- Task to complete: Extract every line that contains the word "Central".

- Collected data entries:
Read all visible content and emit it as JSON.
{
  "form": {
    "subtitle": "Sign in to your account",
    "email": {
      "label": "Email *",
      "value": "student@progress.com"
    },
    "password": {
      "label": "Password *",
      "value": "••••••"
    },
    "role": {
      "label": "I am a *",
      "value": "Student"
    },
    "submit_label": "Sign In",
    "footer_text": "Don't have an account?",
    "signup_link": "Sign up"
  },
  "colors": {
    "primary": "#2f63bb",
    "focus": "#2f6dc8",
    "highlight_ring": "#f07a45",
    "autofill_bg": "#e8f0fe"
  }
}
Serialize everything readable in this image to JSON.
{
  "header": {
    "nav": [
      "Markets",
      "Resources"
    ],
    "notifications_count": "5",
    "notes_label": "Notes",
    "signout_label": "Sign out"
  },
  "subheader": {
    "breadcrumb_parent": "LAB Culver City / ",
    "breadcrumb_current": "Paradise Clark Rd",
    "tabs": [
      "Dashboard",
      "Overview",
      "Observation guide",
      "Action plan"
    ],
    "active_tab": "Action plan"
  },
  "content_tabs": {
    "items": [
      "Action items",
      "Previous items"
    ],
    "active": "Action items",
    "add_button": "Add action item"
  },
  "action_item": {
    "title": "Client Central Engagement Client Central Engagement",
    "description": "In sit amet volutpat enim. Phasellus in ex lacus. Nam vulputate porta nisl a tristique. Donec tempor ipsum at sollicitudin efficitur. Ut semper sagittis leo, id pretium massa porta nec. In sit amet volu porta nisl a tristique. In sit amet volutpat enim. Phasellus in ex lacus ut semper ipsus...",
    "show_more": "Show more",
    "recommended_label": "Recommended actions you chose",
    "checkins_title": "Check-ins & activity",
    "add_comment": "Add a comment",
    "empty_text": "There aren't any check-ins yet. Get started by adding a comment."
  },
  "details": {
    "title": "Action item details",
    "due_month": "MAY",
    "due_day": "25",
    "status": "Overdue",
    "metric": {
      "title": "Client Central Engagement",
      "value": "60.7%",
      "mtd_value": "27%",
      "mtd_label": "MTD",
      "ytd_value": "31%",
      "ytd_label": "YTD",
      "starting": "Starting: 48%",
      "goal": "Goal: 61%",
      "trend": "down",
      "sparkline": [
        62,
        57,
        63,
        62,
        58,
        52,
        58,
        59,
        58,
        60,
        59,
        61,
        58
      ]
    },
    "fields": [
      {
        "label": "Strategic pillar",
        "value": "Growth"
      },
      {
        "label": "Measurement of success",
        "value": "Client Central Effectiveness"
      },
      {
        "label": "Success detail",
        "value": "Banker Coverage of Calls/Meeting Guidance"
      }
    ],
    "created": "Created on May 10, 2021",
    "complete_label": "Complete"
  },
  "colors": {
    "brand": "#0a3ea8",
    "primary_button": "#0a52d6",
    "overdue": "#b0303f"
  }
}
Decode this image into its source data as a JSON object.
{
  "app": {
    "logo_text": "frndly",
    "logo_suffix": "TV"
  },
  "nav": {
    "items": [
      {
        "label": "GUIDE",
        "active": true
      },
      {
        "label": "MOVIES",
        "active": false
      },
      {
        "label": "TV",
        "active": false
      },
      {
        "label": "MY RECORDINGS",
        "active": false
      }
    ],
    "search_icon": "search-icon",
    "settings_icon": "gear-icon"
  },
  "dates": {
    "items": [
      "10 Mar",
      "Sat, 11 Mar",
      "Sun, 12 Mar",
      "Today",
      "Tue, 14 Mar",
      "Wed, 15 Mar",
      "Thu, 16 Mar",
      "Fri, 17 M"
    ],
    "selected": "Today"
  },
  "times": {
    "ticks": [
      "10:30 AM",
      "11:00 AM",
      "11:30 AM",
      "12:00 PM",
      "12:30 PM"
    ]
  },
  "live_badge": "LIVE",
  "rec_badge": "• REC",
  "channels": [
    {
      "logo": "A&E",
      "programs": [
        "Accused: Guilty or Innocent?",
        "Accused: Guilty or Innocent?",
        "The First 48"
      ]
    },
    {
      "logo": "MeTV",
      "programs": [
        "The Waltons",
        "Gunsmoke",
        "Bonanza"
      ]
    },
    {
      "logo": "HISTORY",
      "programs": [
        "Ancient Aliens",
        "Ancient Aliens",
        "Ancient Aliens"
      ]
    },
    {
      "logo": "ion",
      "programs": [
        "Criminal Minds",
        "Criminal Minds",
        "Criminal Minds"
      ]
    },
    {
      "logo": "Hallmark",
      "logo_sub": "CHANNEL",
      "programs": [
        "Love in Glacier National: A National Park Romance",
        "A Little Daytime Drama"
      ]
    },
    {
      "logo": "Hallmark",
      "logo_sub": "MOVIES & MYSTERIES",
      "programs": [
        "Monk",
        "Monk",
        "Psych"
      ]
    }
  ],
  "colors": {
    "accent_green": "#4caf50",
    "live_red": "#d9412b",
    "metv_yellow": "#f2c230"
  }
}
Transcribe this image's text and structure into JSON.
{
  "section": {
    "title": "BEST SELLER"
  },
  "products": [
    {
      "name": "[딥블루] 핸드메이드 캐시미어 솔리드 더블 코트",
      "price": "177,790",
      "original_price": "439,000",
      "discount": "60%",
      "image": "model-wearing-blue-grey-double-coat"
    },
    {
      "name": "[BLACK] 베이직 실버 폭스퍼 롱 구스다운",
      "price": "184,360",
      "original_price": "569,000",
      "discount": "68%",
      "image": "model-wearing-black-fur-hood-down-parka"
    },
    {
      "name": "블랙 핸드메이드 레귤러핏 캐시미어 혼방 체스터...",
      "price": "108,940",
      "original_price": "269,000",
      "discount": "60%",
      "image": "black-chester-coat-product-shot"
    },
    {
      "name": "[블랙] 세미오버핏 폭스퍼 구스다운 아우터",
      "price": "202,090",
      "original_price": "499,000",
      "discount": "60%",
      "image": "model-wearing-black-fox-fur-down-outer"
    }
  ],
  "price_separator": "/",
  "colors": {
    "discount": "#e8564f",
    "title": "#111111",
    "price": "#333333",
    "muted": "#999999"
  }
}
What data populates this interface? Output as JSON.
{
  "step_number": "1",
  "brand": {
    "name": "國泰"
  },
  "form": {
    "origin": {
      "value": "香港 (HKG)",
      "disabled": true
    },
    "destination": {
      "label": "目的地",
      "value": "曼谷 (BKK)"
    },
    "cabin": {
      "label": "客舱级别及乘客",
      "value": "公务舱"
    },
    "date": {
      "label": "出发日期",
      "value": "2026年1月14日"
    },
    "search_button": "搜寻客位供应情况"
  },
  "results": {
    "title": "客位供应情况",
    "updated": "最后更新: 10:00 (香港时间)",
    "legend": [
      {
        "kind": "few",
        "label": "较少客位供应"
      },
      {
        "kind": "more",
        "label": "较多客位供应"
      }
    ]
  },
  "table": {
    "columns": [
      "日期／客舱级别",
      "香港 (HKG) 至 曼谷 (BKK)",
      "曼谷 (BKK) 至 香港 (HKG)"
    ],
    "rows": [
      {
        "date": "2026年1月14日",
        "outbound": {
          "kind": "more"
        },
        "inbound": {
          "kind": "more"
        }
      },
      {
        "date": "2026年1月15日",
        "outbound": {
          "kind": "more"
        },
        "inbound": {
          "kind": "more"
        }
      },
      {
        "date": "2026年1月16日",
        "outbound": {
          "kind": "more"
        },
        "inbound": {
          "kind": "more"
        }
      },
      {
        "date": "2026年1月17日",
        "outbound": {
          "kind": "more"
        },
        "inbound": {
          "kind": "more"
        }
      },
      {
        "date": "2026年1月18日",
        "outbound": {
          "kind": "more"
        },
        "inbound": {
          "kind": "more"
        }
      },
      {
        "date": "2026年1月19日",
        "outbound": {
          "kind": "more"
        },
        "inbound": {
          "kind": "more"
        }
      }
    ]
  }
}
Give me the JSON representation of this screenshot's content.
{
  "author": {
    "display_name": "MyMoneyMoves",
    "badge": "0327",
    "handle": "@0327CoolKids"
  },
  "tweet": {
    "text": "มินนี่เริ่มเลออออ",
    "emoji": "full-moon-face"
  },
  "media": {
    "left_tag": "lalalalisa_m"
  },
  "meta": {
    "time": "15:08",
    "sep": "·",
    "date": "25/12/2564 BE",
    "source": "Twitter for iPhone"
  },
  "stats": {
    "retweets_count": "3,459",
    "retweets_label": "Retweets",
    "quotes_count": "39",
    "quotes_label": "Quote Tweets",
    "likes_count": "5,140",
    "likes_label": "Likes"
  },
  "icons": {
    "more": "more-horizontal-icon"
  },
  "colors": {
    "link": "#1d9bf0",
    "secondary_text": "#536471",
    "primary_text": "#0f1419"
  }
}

- Result for this task:
    "title": "Client Central Engagement Client Central Engagement",
      "title": "Client Central Engagement",
        "value": "Client Central Effectiveness"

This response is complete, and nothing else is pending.